» **Exercise prompt**: Restate each of the lines below word for word and drop every picture.
━━━ Provided records
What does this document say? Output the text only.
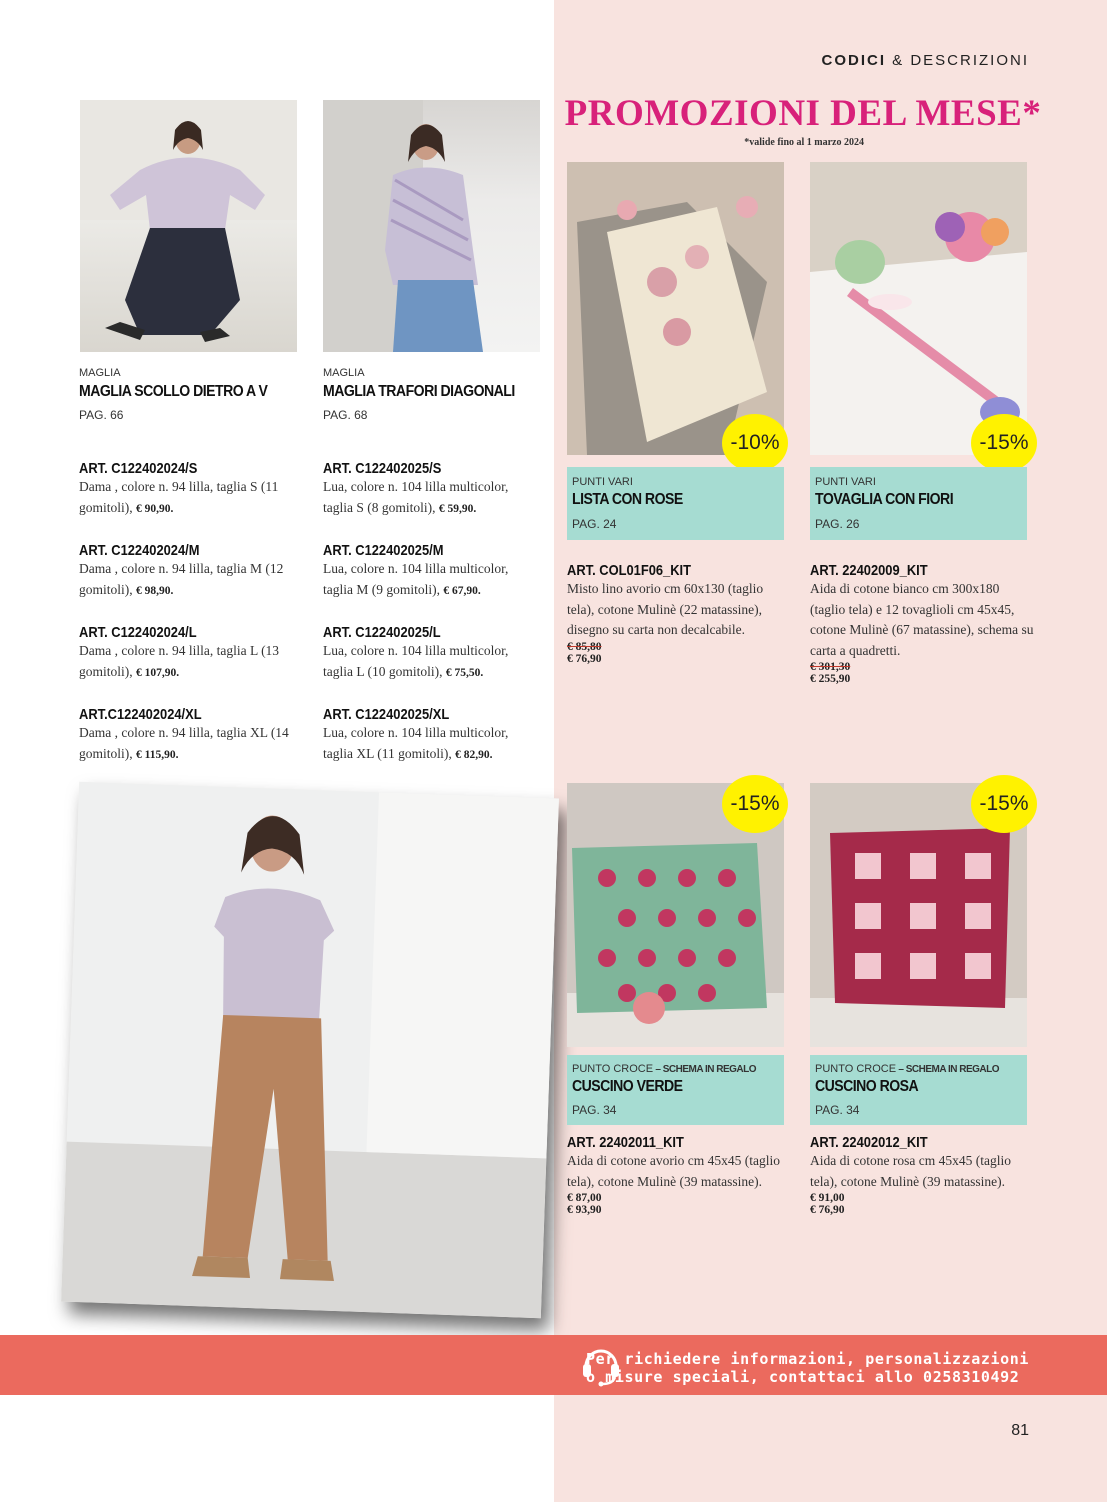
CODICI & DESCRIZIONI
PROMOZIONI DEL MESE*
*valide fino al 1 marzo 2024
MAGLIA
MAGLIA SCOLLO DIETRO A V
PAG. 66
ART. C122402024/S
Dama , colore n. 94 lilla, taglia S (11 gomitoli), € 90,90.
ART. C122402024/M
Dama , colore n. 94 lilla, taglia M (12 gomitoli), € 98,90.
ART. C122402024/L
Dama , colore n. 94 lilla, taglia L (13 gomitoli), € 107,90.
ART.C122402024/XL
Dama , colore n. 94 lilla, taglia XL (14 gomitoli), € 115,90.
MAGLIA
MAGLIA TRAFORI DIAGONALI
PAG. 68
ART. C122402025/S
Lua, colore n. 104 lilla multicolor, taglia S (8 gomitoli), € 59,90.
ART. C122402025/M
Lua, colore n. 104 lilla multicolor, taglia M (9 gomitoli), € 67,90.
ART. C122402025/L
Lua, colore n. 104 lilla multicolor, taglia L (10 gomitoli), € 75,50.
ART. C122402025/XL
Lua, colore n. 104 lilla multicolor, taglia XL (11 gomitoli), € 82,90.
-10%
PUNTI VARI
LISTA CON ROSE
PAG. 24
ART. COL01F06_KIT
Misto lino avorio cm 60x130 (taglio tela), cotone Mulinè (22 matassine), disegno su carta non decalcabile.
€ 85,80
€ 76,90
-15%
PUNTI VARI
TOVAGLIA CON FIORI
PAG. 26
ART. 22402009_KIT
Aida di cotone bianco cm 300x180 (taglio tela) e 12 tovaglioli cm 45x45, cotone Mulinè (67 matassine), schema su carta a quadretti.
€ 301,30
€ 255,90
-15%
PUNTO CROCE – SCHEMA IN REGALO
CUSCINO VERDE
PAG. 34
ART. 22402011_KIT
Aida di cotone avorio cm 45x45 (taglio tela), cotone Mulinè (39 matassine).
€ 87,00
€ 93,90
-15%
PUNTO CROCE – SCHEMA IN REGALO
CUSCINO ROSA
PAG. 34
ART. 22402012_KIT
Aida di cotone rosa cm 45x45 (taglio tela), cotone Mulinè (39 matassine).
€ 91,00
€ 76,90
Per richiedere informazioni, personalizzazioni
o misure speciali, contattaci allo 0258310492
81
━━━━━━
» **Solution for this exercise**:
What does this document say? Output the text only.
CODICI & DESCRIZIONI
PROMOZIONI DEL MESE*
*valide fino al 1 marzo 2024
MAGLIA
MAGLIA SCOLLO DIETRO A V
PAG. 66
ART. C122402024/S
Dama , colore n. 94 lilla, taglia S (11 gomitoli), € 90,90.
ART. C122402024/M
Dama , colore n. 94 lilla, taglia M (12 gomitoli), € 98,90.
ART. C122402024/L
Dama , colore n. 94 lilla, taglia L (13 gomitoli), € 107,90.
ART.C122402024/XL
Dama , colore n. 94 lilla, taglia XL (14 gomitoli), € 115,90.
MAGLIA
MAGLIA TRAFORI DIAGONALI
PAG. 68
ART. C122402025/S
Lua, colore n. 104 lilla multicolor, taglia S (8 gomitoli), € 59,90.
ART. C122402025/M
Lua, colore n. 104 lilla multicolor, taglia M (9 gomitoli), € 67,90.
ART. C122402025/L
Lua, colore n. 104 lilla multicolor, taglia L (10 gomitoli), € 75,50.
ART. C122402025/XL
Lua, colore n. 104 lilla multicolor, taglia XL (11 gomitoli), € 82,90.
-10%
PUNTI VARI
LISTA CON ROSE
PAG. 24
ART. COL01F06_KIT
Misto lino avorio cm 60x130 (taglio tela), cotone Mulinè (22 matassine), disegno su carta non decalcabile.
€ 85,80
€ 76,90
-15%
PUNTI VARI
TOVAGLIA CON FIORI
PAG. 26
ART. 22402009_KIT
Aida di cotone bianco cm 300x180 (taglio tela) e 12 tovaglioli cm 45x45, cotone Mulinè (67 matassine), schema su carta a quadretti.
€ 301,30
€ 255,90
-15%
PUNTO CROCE – SCHEMA IN REGALO
CUSCINO VERDE
PAG. 34
ART. 22402011_KIT
Aida di cotone avorio cm 45x45 (taglio tela), cotone Mulinè (39 matassine).
€ 87,00
€ 93,90
-15%
PUNTO CROCE – SCHEMA IN REGALO
CUSCINO ROSA
PAG. 34
ART. 22402012_KIT
Aida di cotone rosa cm 45x45 (taglio tela), cotone Mulinè (39 matassine).
€ 91,00
€ 76,90
Per richiedere informazioni, personalizzazioni
o misure speciali, contattaci allo 0258310492
81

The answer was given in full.